• Data extract:
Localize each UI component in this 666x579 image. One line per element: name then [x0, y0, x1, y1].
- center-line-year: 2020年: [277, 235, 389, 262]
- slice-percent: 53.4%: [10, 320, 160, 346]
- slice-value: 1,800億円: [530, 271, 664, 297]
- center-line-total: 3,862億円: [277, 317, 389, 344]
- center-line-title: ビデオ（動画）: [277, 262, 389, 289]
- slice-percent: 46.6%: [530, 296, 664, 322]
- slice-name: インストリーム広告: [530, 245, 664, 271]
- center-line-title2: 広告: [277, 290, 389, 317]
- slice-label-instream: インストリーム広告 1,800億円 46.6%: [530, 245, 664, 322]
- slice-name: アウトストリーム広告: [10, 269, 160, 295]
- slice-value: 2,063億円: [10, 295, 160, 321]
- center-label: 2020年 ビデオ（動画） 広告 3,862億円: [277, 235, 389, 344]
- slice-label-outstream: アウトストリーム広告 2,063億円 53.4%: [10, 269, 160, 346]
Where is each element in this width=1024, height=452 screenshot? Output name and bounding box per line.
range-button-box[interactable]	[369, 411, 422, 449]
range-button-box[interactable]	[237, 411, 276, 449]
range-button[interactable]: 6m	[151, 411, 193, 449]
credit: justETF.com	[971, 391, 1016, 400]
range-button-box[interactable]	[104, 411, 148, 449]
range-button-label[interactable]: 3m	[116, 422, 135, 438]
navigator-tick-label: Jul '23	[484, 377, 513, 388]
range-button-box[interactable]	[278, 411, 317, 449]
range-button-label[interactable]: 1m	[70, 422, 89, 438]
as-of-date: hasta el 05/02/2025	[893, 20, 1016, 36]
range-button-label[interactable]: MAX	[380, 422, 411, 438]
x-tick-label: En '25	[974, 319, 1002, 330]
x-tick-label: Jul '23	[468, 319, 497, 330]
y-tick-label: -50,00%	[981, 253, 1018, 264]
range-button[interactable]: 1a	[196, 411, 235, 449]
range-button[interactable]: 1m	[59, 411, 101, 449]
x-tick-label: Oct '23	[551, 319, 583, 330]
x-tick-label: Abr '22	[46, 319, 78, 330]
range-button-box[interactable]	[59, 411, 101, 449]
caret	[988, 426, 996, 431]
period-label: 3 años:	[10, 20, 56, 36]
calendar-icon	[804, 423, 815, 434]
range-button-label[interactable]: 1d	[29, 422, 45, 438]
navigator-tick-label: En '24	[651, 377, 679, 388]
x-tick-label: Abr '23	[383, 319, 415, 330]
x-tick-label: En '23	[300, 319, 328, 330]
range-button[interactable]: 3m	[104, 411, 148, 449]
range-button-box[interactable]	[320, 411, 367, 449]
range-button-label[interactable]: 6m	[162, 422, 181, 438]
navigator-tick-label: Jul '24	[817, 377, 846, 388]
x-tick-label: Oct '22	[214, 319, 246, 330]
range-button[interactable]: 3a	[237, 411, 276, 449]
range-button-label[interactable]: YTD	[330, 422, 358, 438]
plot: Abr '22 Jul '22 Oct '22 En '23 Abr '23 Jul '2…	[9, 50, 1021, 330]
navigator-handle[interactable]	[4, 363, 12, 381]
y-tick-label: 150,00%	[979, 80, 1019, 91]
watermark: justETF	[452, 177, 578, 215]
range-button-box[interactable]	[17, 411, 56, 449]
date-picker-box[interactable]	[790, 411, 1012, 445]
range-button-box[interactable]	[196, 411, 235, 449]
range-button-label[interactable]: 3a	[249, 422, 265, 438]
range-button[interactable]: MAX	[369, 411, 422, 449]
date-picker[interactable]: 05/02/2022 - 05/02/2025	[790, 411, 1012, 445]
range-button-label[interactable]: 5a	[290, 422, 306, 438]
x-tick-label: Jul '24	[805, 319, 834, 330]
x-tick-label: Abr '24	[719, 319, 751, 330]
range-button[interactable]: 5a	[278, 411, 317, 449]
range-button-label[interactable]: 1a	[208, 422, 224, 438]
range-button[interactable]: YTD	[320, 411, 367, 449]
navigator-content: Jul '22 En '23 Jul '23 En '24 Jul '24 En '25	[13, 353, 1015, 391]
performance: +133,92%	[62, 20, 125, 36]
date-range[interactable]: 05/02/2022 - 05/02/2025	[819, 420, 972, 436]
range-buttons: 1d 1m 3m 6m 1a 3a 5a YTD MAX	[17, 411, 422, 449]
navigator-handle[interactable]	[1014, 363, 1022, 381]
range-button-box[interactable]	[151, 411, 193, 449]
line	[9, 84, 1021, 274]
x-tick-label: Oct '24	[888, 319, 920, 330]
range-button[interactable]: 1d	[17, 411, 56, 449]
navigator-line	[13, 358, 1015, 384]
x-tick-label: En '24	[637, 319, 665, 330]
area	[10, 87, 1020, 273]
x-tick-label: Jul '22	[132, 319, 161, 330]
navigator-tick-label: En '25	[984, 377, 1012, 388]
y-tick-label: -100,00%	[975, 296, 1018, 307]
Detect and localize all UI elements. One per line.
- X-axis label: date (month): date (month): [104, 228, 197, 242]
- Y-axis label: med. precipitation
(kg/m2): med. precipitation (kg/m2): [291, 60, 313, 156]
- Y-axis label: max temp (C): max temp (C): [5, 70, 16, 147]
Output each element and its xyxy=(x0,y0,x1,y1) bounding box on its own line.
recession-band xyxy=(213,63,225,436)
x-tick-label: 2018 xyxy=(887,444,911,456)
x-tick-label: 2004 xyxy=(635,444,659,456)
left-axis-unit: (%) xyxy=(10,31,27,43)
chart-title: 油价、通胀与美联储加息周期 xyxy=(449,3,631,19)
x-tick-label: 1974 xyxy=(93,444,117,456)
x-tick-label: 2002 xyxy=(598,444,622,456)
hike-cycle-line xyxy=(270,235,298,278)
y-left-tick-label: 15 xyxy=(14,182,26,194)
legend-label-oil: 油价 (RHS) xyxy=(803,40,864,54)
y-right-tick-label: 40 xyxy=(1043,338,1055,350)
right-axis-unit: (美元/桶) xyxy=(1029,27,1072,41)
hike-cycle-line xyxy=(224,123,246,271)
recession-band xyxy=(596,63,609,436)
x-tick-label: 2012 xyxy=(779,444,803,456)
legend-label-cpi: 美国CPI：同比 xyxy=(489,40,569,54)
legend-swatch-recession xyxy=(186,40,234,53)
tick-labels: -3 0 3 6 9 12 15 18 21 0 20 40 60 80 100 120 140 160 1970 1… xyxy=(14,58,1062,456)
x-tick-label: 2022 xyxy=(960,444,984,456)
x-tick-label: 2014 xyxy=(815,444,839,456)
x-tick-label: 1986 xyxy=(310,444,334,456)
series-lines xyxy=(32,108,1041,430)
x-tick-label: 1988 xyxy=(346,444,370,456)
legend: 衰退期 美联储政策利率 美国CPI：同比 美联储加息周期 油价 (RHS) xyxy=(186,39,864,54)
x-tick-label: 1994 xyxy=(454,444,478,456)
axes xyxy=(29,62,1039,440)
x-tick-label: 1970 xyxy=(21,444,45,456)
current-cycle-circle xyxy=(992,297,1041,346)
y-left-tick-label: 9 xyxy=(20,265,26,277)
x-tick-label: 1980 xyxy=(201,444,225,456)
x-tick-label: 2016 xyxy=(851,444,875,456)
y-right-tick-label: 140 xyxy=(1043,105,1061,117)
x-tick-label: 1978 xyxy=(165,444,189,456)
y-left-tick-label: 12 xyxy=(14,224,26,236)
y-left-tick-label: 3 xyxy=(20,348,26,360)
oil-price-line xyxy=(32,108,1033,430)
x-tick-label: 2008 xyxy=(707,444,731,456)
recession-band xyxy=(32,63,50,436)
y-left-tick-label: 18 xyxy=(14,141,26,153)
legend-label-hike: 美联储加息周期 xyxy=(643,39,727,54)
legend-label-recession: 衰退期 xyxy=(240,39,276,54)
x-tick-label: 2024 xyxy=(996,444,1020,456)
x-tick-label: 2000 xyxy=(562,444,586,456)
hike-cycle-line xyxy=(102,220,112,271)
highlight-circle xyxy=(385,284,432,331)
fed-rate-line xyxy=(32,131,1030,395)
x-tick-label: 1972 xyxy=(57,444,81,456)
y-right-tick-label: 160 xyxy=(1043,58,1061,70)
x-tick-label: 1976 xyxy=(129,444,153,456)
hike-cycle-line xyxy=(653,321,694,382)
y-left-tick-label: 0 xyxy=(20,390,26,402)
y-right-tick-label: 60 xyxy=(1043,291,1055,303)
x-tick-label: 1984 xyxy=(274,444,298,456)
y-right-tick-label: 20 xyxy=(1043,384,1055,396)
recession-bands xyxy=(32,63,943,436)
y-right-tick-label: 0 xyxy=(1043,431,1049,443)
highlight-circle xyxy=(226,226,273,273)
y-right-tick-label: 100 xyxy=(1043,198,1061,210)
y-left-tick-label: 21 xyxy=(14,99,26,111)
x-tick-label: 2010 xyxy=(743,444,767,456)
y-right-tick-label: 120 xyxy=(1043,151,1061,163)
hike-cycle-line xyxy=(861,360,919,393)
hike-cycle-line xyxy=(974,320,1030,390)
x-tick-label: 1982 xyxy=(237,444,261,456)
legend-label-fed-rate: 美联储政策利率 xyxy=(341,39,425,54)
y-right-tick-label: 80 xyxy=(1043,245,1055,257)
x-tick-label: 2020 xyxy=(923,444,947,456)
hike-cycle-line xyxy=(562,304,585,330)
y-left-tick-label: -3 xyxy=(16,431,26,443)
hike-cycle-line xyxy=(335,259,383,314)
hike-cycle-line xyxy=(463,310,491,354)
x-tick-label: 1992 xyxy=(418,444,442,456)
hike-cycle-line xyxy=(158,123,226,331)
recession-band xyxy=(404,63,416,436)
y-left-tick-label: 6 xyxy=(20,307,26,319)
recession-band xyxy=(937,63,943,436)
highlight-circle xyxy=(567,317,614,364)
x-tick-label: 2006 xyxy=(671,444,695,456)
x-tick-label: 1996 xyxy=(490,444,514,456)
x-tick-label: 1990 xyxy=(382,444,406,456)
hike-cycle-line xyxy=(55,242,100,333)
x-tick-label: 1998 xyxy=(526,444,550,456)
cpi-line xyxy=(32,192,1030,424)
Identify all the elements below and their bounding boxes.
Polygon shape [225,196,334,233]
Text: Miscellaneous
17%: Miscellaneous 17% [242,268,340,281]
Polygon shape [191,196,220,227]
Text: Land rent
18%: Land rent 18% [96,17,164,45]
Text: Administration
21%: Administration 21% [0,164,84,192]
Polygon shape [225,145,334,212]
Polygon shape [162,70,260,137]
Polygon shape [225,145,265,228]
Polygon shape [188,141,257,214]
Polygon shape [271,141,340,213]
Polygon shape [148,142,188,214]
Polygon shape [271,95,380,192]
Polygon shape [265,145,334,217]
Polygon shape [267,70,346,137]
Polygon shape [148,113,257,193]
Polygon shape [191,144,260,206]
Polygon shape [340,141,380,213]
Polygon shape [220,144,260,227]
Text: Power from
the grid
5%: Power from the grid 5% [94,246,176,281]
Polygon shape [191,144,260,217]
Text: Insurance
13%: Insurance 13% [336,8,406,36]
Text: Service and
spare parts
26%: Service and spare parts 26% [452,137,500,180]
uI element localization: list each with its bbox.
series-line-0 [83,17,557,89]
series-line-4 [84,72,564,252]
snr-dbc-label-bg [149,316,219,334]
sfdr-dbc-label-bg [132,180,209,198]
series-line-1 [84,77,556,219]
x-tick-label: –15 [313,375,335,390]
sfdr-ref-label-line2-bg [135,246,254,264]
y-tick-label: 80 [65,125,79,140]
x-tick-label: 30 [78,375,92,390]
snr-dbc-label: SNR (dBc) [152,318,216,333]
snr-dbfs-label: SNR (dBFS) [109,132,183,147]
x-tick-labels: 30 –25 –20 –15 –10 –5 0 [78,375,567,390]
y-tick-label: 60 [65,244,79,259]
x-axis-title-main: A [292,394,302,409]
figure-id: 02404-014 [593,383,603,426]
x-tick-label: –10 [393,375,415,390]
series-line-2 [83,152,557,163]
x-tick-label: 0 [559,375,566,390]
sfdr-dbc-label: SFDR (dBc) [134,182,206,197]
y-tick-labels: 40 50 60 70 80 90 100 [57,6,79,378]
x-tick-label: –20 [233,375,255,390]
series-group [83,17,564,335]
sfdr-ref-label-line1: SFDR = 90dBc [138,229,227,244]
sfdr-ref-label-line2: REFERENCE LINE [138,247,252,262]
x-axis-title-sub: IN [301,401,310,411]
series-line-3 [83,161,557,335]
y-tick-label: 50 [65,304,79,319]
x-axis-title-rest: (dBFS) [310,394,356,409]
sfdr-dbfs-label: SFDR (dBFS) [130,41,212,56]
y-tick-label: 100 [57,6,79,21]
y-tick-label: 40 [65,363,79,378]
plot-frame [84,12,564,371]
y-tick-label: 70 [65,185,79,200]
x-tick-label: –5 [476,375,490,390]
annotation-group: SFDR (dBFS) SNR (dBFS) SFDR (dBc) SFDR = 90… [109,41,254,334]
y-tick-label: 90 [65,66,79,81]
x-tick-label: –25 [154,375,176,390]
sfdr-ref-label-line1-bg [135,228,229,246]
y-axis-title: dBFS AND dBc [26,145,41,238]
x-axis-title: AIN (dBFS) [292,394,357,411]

• Brief: Rewrite the lines above, from the first one through the line containing "as-of-date: hasta el" inclusive, with "credit" renamed to "source" and everything else unchanged.

• Reply to the exercise:
Localize each UI component in this 666x579 image. One line per element: name then [x0, y0, x1, y1].
- center-line-year: 2020年: [277, 235, 389, 262]
- slice-percent: 53.4%: [10, 320, 160, 346]
- slice-value: 1,800億円: [530, 271, 664, 297]
- center-line-total: 3,862億円: [277, 317, 389, 344]
- center-line-title: ビデオ（動画）: [277, 262, 389, 289]
- slice-percent: 46.6%: [530, 296, 664, 322]
- slice-name: インストリーム広告: [530, 245, 664, 271]
- center-line-title2: 広告: [277, 290, 389, 317]
- slice-label-instream: インストリーム広告 1,800億円 46.6%: [530, 245, 664, 322]
- slice-name: アウトストリーム広告: [10, 269, 160, 295]
- slice-value: 2,063億円: [10, 295, 160, 321]
- center-label: 2020年 ビデオ（動画） 広告 3,862億円: [277, 235, 389, 344]
- slice-label-outstream: アウトストリーム広告 2,063億円 53.4%: [10, 269, 160, 346]
Where is each element in this width=1024, height=452 screenshot? Output name and bounding box per line.
range-button-box[interactable]	[369, 411, 422, 449]
range-button-box[interactable]	[237, 411, 276, 449]
range-button[interactable]: 6m	[151, 411, 193, 449]
source: justETF.com	[971, 391, 1016, 400]
range-button-box[interactable]	[104, 411, 148, 449]
range-button-label[interactable]: 3m	[116, 422, 135, 438]
navigator-tick-label: Jul '23	[484, 377, 513, 388]
range-button-box[interactable]	[278, 411, 317, 449]
range-button-label[interactable]: 1m	[70, 422, 89, 438]
as-of-date: hasta el 05/02/2025	[893, 20, 1016, 36]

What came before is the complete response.